# Given information start

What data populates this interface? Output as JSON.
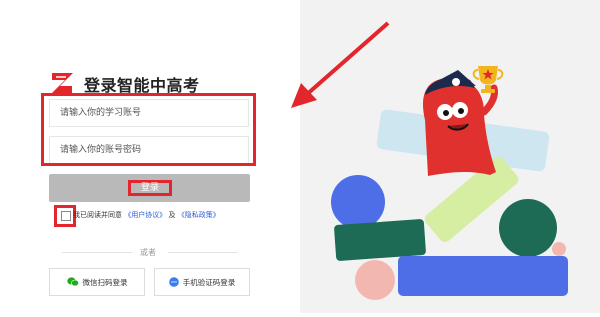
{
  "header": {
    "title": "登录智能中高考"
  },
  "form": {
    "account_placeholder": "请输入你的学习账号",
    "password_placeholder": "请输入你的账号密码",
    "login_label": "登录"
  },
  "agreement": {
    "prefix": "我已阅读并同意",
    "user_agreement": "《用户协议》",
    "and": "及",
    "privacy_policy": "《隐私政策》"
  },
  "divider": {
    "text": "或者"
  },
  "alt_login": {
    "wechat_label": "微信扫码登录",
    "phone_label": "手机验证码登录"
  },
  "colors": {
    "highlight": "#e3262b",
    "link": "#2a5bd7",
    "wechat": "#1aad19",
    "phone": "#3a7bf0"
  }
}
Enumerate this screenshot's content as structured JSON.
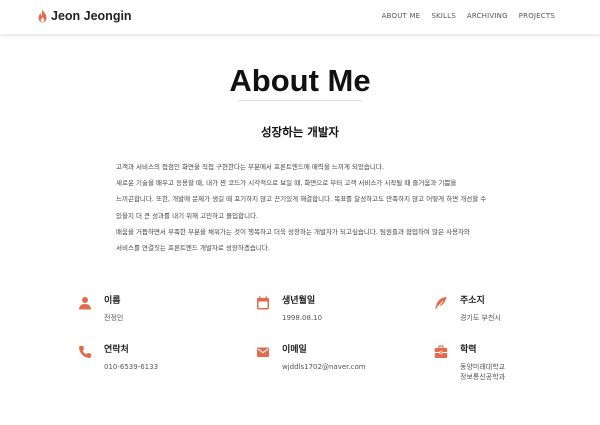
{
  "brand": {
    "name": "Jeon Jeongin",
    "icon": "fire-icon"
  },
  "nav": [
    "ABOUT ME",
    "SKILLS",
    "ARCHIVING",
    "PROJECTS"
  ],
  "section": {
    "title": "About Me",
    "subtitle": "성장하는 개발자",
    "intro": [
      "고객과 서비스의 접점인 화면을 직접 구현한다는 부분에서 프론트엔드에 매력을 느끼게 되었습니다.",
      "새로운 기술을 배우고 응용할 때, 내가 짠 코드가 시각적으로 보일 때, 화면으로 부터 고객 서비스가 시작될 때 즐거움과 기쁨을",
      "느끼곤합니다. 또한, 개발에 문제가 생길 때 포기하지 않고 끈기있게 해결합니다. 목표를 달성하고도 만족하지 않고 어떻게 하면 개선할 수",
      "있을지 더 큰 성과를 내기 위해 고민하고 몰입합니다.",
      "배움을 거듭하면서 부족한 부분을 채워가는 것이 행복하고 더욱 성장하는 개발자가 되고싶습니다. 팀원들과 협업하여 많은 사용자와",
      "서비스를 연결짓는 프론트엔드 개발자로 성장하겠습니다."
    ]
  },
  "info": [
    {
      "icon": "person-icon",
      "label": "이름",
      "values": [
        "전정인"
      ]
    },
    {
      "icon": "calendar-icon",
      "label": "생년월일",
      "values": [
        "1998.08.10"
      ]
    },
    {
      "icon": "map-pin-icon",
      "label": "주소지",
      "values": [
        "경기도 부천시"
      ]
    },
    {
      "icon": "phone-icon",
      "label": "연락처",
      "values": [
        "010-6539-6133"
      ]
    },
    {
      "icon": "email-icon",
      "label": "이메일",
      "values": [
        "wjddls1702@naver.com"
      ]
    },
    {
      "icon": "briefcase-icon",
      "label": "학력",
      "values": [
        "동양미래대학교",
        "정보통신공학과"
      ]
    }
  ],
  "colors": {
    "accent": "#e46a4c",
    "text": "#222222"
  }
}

# Given information end

■ **Aim of the exercise**
In the data above, find the line with "Enumerate this screenshot's" and repeat it and every line after it through the end, exactly; leave the pictures out.

■ **Full output**
Enumerate this screenshot's content as structured JSON.
{
  "brand": {
    "name": "Jeon Jeongin",
    "icon": "fire-icon"
  },
  "nav": [
    "ABOUT ME",
    "SKILLS",
    "ARCHIVING",
    "PROJECTS"
  ],
  "section": {
    "title": "About Me",
    "subtitle": "성장하는 개발자",
    "intro": [
      "고객과 서비스의 접점인 화면을 직접 구현한다는 부분에서 프론트엔드에 매력을 느끼게 되었습니다.",
      "새로운 기술을 배우고 응용할 때, 내가 짠 코드가 시각적으로 보일 때, 화면으로 부터 고객 서비스가 시작될 때 즐거움과 기쁨을",
      "느끼곤합니다. 또한, 개발에 문제가 생길 때 포기하지 않고 끈기있게 해결합니다. 목표를 달성하고도 만족하지 않고 어떻게 하면 개선할 수",
      "있을지 더 큰 성과를 내기 위해 고민하고 몰입합니다.",
      "배움을 거듭하면서 부족한 부분을 채워가는 것이 행복하고 더욱 성장하는 개발자가 되고싶습니다. 팀원들과 협업하여 많은 사용자와",
      "서비스를 연결짓는 프론트엔드 개발자로 성장하겠습니다."
    ]
  },
  "info": [
    {
      "icon": "person-icon",
      "label": "이름",
      "values": [
        "전정인"
      ]
    },
    {
      "icon": "calendar-icon",
      "label": "생년월일",
      "values": [
        "1998.08.10"
      ]
    },
    {
      "icon": "map-pin-icon",
      "label": "주소지",
      "values": [
        "경기도 부천시"
      ]
    },
    {
      "icon": "phone-icon",
      "label": "연락처",
      "values": [
        "010-6539-6133"
      ]
    },
    {
      "icon": "email-icon",
      "label": "이메일",
      "values": [
        "wjddls1702@naver.com"
      ]
    },
    {
      "icon": "briefcase-icon",
      "label": "학력",
      "values": [
        "동양미래대학교",
        "정보통신공학과"
      ]
    }
  ],
  "colors": {
    "accent": "#e46a4c",
    "text": "#222222"
  }
}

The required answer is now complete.